#### [To do]
Output every record below exactly as it appears.
= = =
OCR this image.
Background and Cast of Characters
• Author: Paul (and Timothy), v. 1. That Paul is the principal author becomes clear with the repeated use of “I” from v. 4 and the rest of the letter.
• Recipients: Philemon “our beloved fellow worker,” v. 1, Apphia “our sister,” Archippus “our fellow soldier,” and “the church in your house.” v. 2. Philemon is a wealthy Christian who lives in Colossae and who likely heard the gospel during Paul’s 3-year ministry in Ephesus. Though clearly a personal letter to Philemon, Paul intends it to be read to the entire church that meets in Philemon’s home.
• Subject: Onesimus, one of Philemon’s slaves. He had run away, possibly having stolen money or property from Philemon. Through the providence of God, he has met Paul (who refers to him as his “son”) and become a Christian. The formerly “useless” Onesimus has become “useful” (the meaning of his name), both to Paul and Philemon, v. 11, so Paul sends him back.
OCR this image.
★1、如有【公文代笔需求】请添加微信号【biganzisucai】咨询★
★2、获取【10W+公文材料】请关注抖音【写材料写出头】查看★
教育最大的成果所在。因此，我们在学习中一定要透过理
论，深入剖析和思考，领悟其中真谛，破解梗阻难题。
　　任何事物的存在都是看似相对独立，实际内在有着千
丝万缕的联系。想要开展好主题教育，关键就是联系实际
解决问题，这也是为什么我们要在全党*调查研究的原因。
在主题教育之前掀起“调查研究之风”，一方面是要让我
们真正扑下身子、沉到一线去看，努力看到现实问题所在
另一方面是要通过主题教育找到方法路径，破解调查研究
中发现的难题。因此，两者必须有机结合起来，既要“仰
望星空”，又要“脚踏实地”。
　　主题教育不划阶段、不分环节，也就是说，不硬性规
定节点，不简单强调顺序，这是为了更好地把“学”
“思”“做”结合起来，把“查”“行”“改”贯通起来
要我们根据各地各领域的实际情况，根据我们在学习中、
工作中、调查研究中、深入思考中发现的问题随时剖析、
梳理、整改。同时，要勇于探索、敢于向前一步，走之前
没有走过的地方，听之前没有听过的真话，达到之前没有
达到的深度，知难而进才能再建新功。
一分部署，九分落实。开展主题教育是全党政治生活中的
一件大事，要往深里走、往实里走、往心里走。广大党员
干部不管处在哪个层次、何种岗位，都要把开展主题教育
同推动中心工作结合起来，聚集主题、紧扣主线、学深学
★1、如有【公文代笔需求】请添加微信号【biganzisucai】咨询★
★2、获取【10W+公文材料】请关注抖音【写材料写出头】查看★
= = =
#### [Finished task]
OCR this image.
Background and Cast of Characters
• Author: Paul (and Timothy), v. 1. That Paul is the principal author becomes clear with the repeated use of “I” from v. 4 and the rest of the letter.
• Recipients: Philemon “our beloved fellow worker,” v. 1, Apphia “our sister,” Archippus “our fellow soldier,” and “the church in your house.” v. 2. Philemon is a wealthy Christian who lives in Colossae and who likely heard the gospel during Paul’s 3-year ministry in Ephesus. Though clearly a personal letter to Philemon, Paul intends it to be read to the entire church that meets in Philemon’s home.
• Subject: Onesimus, one of Philemon’s slaves. He had run away, possibly having stolen money or property from Philemon. Through the providence of God, he has met Paul (who refers to him as his “son”) and become a Christian. The formerly “useless” Onesimus has become “useful” (the meaning of his name), both to Paul and Philemon, v. 11, so Paul sends him back.
OCR this image.
★1、如有【公文代笔需求】请添加微信号【biganzisucai】咨询★
★2、获取【10W+公文材料】请关注抖音【写材料写出头】查看★
教育最大的成果所在。因此，我们在学习中一定要透过理
论，深入剖析和思考，领悟其中真谛，破解梗阻难题。
　　任何事物的存在都是看似相对独立，实际内在有着千
丝万缕的联系。想要开展好主题教育，关键就是联系实际
解决问题，这也是为什么我们要在全党*调查研究的原因。
在主题教育之前掀起“调查研究之风”，一方面是要让我
们真正扑下身子、沉到一线去看，努力看到现实问题所在
另一方面是要通过主题教育找到方法路径，破解调查研究
中发现的难题。因此，两者必须有机结合起来，既要“仰
望星空”，又要“脚踏实地”。
　　主题教育不划阶段、不分环节，也就是说，不硬性规
定节点，不简单强调顺序，这是为了更好地把“学”
“思”“做”结合起来，把“查”“行”“改”贯通起来
要我们根据各地各领域的实际情况，根据我们在学习中、
工作中、调查研究中、深入思考中发现的问题随时剖析、
梳理、整改。同时，要勇于探索、敢于向前一步，走之前
没有走过的地方，听之前没有听过的真话，达到之前没有
达到的深度，知难而进才能再建新功。
一分部署，九分落实。开展主题教育是全党政治生活中的
一件大事，要往深里走、往实里走、往心里走。广大党员
干部不管处在哪个层次、何种岗位，都要把开展主题教育
同推动中心工作结合起来，聚集主题、紧扣主线、学深学
★1、如有【公文代笔需求】请添加微信号【biganzisucai】咨询★
★2、获取【10W+公文材料】请关注抖音【写材料写出头】查看★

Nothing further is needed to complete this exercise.